— START RECORDS TO USE —
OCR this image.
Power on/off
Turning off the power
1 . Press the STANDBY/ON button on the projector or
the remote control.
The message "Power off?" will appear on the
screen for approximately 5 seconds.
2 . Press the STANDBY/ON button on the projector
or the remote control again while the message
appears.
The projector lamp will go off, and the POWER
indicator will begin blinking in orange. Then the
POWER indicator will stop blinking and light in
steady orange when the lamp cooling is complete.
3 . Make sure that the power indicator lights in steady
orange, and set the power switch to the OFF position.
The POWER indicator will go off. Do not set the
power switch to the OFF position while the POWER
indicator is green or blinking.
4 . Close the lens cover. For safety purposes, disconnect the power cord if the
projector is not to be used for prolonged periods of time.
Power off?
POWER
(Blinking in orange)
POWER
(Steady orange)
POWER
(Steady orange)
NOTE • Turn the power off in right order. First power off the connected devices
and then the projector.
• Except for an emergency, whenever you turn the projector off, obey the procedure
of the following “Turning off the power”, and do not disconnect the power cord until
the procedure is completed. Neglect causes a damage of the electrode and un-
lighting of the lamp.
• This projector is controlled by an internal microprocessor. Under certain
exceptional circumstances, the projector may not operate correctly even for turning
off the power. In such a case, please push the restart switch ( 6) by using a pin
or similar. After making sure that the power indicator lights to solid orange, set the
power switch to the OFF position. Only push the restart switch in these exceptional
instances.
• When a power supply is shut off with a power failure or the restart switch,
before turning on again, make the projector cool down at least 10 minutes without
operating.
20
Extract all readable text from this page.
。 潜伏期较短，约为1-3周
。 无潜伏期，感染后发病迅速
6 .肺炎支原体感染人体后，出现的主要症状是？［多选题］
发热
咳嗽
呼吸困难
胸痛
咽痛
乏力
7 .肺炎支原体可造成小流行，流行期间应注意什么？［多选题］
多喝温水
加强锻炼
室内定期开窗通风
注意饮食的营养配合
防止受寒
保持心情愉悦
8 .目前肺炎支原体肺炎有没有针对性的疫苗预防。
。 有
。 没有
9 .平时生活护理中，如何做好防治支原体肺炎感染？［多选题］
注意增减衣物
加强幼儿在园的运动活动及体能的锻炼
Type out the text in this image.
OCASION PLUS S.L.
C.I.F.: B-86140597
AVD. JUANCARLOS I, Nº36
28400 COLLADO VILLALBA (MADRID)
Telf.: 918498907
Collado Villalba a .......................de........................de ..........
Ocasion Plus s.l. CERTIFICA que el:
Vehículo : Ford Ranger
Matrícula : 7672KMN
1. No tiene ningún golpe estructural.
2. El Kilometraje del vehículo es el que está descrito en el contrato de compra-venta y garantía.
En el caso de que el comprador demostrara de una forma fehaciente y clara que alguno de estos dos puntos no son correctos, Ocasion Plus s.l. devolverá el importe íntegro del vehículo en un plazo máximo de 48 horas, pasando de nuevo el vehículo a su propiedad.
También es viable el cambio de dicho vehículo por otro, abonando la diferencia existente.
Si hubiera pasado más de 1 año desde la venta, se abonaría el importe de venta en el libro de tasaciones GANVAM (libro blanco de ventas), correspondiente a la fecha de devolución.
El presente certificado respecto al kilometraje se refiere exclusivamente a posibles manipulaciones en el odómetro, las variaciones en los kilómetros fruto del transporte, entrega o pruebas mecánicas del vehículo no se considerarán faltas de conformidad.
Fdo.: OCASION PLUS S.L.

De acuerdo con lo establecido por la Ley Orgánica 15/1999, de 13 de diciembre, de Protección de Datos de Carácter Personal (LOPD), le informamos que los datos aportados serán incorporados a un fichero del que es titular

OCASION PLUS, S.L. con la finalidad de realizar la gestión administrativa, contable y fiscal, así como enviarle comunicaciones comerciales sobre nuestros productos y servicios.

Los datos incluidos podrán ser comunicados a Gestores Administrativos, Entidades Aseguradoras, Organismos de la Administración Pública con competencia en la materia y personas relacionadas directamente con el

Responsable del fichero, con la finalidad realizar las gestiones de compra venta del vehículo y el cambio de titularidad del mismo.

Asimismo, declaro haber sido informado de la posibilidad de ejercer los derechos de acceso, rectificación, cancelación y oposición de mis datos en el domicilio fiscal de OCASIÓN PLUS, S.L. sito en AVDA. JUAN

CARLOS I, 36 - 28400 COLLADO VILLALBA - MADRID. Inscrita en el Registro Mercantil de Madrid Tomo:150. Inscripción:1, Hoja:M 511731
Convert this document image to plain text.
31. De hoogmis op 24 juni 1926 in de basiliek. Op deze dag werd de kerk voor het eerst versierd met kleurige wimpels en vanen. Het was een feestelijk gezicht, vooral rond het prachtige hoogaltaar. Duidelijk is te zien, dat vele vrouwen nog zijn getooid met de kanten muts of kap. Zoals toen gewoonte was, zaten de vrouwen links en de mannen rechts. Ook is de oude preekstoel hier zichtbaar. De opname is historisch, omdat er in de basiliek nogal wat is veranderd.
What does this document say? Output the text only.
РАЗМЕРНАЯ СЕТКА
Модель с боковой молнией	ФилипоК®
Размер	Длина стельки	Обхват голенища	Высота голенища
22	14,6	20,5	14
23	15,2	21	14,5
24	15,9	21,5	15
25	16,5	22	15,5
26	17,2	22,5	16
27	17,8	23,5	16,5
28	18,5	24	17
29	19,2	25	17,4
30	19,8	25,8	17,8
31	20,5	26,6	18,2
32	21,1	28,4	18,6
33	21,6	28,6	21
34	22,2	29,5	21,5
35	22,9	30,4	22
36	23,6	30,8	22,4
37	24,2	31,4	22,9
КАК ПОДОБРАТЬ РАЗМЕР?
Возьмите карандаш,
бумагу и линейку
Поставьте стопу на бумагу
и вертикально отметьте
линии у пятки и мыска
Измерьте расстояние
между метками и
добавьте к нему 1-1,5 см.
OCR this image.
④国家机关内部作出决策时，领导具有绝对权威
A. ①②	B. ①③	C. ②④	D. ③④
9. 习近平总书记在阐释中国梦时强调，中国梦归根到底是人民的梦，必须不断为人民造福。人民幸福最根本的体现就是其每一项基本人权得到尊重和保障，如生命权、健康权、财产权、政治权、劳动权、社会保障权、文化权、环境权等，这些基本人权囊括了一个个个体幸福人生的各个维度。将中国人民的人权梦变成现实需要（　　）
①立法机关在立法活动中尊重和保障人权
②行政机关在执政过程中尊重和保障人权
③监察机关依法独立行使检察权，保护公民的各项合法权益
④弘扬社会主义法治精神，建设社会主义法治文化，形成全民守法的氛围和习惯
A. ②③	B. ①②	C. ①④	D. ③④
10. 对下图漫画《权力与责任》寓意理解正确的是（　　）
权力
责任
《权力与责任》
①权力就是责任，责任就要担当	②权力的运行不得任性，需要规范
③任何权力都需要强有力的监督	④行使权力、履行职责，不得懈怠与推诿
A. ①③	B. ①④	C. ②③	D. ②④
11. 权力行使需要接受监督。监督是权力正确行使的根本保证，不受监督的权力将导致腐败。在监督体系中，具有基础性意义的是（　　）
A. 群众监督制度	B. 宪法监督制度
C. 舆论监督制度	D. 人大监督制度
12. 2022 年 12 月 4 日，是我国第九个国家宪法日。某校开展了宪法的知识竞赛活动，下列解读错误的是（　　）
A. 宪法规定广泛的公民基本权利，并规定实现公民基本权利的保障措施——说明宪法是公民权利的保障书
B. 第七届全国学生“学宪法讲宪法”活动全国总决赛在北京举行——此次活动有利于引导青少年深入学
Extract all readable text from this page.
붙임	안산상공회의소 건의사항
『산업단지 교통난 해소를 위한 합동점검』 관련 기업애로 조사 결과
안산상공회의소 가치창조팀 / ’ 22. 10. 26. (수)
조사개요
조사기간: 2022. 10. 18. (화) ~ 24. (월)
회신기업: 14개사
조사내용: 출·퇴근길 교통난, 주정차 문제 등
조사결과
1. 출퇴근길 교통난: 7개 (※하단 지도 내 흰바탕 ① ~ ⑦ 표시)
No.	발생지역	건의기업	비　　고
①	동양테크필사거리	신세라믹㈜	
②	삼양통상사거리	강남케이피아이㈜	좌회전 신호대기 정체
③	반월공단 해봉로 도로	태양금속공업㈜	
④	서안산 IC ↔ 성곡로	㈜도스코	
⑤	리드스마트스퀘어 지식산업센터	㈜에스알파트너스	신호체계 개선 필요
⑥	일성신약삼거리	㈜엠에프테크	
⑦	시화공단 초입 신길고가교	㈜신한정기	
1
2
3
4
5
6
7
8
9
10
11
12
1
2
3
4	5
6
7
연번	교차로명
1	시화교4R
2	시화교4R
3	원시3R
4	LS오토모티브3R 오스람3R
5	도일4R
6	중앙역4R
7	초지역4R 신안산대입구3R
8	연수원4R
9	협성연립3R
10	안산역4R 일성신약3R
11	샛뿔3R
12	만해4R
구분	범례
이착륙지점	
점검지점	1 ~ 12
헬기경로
— END RECORDS TO USE —
### WHAT TO DO
Give only the number of lines in the material above that hold the word "switch".

### SOLUTION TO THIS EXERCISE
5